**Do this**
Find the word "pylorus" in the listing; pull out each line holding it.

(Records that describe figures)
○ ○ ○
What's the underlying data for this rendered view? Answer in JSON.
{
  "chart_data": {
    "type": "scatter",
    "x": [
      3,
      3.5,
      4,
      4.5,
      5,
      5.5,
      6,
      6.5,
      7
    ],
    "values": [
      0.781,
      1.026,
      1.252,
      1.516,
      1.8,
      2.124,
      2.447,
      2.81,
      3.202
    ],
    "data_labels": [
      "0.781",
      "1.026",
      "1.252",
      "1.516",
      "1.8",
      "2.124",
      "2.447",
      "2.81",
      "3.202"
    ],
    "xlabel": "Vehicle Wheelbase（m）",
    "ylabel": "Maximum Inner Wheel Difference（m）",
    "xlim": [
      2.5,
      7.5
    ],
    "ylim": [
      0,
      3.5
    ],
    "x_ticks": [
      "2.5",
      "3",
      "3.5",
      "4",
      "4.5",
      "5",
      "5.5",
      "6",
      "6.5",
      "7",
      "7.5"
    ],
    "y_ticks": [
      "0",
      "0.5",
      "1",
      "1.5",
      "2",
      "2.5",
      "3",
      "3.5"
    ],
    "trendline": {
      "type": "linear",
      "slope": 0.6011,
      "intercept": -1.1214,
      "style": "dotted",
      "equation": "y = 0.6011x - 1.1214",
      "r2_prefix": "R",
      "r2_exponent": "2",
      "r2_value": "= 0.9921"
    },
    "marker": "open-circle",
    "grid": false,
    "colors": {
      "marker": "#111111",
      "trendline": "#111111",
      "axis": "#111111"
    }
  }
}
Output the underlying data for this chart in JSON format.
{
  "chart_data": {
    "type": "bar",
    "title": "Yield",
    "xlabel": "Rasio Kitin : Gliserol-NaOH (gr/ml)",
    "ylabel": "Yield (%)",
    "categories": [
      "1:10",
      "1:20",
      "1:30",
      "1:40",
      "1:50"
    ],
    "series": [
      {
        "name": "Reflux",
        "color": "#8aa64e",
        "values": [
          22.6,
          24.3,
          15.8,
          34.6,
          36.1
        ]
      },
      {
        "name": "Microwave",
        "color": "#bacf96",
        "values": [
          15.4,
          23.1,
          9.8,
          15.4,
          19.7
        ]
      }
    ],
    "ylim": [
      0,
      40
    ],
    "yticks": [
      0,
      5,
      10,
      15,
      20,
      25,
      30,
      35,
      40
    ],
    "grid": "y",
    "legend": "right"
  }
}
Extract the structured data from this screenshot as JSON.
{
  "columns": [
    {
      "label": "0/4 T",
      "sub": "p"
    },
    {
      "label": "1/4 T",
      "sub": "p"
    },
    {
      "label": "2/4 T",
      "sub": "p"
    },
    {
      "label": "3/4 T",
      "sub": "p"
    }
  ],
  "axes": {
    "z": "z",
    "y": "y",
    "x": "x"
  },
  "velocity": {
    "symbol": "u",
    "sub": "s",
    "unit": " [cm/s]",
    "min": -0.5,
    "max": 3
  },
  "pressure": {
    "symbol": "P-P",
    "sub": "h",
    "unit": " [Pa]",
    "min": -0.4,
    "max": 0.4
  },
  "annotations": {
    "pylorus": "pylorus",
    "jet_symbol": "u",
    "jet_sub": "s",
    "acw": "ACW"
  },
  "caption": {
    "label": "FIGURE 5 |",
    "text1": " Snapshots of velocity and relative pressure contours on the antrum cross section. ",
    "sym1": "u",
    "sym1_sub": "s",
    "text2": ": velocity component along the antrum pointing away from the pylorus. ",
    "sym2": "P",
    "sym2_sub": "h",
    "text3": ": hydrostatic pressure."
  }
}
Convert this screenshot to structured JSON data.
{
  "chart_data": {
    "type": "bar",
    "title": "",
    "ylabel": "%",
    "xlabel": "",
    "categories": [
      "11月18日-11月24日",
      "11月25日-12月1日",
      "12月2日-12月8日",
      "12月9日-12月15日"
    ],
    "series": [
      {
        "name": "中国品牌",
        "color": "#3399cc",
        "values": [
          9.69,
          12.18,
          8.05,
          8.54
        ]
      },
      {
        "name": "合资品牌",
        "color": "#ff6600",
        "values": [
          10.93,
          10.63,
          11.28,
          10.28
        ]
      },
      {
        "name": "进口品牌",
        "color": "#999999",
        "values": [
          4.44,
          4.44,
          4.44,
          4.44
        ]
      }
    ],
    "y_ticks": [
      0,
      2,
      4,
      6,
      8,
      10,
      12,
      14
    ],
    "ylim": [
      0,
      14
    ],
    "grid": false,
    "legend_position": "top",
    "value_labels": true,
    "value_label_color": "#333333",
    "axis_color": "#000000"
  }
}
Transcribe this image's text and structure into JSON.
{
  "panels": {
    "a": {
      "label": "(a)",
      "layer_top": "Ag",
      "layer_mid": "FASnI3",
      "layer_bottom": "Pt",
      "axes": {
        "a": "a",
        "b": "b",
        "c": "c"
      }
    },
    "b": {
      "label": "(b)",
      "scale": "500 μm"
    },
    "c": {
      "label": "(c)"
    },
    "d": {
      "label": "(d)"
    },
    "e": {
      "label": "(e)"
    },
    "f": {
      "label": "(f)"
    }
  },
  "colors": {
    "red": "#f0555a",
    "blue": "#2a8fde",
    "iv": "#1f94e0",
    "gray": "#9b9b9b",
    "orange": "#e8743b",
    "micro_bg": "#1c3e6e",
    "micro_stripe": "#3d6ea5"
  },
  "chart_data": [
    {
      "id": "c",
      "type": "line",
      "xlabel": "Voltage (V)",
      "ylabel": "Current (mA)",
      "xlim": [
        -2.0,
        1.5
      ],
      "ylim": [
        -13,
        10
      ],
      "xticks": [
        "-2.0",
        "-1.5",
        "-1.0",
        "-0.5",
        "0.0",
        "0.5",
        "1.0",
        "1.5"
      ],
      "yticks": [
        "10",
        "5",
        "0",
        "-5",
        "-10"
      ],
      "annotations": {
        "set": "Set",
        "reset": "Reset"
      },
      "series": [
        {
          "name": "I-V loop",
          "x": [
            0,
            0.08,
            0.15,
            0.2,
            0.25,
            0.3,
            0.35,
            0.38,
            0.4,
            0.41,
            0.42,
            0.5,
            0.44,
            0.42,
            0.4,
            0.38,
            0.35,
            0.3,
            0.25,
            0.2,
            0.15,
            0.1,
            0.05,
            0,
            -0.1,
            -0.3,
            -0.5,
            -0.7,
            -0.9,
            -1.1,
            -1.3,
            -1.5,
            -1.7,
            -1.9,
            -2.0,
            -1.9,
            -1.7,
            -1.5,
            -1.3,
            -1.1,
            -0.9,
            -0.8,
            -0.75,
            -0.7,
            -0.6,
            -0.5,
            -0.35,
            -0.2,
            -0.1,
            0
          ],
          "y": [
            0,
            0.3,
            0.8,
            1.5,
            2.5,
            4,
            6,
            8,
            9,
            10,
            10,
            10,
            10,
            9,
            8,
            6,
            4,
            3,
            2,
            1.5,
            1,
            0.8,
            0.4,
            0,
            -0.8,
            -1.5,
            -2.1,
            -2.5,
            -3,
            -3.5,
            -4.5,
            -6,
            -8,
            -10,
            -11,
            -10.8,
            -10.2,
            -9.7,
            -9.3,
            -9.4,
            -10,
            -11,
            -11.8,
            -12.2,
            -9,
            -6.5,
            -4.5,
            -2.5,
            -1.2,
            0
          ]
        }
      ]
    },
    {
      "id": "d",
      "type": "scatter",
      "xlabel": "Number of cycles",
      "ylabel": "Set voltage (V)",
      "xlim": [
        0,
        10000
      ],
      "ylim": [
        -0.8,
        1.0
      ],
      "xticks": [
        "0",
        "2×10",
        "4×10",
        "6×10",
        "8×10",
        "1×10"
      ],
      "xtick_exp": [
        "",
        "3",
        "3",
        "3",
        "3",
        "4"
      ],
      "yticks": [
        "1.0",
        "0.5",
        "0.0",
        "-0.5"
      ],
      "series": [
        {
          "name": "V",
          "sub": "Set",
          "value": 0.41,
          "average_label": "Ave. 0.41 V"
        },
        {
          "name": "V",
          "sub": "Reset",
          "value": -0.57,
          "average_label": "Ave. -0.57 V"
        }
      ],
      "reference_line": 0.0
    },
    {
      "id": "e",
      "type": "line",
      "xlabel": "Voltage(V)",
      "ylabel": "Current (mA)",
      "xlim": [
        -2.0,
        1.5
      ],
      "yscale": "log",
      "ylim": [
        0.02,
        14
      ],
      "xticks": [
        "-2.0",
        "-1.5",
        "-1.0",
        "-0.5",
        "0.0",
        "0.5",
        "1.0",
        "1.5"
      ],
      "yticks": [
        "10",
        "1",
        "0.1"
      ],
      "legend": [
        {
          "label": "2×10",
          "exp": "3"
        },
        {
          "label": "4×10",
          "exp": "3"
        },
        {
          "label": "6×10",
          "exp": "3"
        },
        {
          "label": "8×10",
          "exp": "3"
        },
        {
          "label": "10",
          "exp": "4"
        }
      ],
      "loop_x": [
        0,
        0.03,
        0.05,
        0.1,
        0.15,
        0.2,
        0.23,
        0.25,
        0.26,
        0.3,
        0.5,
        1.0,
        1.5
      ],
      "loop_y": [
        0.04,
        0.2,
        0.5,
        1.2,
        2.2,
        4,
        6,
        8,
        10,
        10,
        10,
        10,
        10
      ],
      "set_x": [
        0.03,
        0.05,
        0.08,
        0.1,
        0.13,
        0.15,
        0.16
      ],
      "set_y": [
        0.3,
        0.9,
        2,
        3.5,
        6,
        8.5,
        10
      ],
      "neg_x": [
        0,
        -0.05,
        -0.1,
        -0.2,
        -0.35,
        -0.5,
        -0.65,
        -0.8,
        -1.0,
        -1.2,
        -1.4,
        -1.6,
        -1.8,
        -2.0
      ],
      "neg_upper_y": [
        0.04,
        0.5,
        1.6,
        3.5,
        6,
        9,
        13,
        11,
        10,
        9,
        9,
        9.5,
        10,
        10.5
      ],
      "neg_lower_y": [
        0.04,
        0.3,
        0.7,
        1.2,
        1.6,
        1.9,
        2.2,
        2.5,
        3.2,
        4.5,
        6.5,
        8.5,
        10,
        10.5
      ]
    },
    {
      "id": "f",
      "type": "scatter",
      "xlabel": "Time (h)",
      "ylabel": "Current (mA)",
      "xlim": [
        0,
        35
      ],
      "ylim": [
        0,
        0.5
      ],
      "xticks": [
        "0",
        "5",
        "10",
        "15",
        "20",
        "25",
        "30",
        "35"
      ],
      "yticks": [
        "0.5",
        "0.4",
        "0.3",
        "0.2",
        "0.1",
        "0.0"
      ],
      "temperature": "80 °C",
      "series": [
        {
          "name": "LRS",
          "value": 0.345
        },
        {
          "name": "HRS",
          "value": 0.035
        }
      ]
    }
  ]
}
○ ○ ○
**Answer**
    "pylorus": "pylorus",
    "text2": ": velocity component along the antrum pointing away from the pylorus. ",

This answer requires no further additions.